— Given problem —
Gather every line from the entries below that includes "name".

— Data rows —
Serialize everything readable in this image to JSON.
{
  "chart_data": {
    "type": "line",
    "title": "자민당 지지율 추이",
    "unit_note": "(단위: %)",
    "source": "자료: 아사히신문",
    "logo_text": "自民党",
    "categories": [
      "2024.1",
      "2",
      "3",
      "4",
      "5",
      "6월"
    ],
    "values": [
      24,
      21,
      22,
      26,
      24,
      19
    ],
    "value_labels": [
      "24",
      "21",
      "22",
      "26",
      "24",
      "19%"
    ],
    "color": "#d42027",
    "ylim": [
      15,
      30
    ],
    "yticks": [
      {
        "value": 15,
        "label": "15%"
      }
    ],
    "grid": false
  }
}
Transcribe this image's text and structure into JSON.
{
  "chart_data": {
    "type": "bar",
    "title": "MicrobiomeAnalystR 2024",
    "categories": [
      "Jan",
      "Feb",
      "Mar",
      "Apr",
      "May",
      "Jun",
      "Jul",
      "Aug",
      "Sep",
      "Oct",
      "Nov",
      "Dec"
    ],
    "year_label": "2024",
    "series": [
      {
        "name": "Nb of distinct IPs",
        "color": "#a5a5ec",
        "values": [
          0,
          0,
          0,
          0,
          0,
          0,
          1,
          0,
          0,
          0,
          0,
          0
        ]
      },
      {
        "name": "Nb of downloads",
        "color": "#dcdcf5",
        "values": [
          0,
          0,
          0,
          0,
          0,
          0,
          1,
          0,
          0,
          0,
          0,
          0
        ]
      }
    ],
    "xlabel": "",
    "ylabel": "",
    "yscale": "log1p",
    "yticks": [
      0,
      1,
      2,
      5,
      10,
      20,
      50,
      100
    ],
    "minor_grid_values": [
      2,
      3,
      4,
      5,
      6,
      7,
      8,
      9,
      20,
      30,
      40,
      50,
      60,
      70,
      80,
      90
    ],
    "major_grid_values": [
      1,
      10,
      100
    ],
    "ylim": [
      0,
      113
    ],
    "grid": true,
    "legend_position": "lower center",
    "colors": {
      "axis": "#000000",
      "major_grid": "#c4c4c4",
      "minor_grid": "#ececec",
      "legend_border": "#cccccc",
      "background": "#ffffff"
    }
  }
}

— Final answer —
        "name": "Nb of distinct IPs",
        "name": "Nb of downloads",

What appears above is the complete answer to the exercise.